__DATA EXCERPTS__.
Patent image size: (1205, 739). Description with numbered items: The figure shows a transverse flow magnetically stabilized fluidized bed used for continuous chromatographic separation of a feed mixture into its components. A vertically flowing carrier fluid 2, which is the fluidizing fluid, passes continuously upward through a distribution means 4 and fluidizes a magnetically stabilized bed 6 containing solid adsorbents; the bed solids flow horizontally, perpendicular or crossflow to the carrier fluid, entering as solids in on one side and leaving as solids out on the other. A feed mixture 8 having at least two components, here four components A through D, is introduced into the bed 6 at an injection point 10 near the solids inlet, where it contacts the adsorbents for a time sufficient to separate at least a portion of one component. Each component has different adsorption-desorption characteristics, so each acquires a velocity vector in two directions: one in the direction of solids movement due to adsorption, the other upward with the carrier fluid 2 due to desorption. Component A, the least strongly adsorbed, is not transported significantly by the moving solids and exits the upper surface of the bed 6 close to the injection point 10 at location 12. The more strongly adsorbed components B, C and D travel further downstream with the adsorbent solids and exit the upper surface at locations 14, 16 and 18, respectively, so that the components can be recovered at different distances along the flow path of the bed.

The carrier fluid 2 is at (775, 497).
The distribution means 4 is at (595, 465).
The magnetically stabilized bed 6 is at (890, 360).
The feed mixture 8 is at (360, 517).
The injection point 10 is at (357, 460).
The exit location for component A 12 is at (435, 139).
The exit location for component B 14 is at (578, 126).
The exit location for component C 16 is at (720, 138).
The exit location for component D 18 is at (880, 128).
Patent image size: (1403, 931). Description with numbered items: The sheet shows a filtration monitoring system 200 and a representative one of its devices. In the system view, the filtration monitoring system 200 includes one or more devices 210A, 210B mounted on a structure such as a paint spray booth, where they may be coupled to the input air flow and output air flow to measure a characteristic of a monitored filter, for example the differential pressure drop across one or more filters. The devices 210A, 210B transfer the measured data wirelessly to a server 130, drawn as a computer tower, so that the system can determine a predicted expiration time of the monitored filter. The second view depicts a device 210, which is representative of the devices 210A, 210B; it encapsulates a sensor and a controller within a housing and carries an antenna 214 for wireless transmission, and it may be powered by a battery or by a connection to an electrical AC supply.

__TASK STATEMENT__.
Copy the lines verbatim, from the start of the lines through the line containing "The exit location for component B", with both ends included.

__WRITTEN REPLY__.
Patent image size: (1205, 739). Description with numbered items: The figure shows a transverse flow magnetically stabilized fluidized bed used for continuous chromatographic separation of a feed mixture into its components. A vertically flowing carrier fluid 2, which is the fluidizing fluid, passes continuously upward through a distribution means 4 and fluidizes a magnetically stabilized bed 6 containing solid adsorbents; the bed solids flow horizontally, perpendicular or crossflow to the carrier fluid, entering as solids in on one side and leaving as solids out on the other. A feed mixture 8 having at least two components, here four components A through D, is introduced into the bed 6 at an injection point 10 near the solids inlet, where it contacts the adsorbents for a time sufficient to separate at least a portion of one component. Each component has different adsorption-desorption characteristics, so each acquires a velocity vector in two directions: one in the direction of solids movement due to adsorption, the other upward with the carrier fluid 2 due to desorption. Component A, the least strongly adsorbed, is not transported significantly by the moving solids and exits the upper surface of the bed 6 close to the injection point 10 at location 12. The more strongly adsorbed components B, C and D travel further downstream with the adsorbent solids and exit the upper surface at locations 14, 16 and 18, respectively, so that the components can be recovered at different distances along the flow path of the bed.

The carrier fluid 2 is at (775, 497).
The distribution means 4 is at (595, 465).
The magnetically stabilized bed 6 is at (890, 360).
The feed mixture 8 is at (360, 517).
The injection point 10 is at (357, 460).
The exit location for component A 12 is at (435, 139).
The exit location for component B 14 is at (578, 126).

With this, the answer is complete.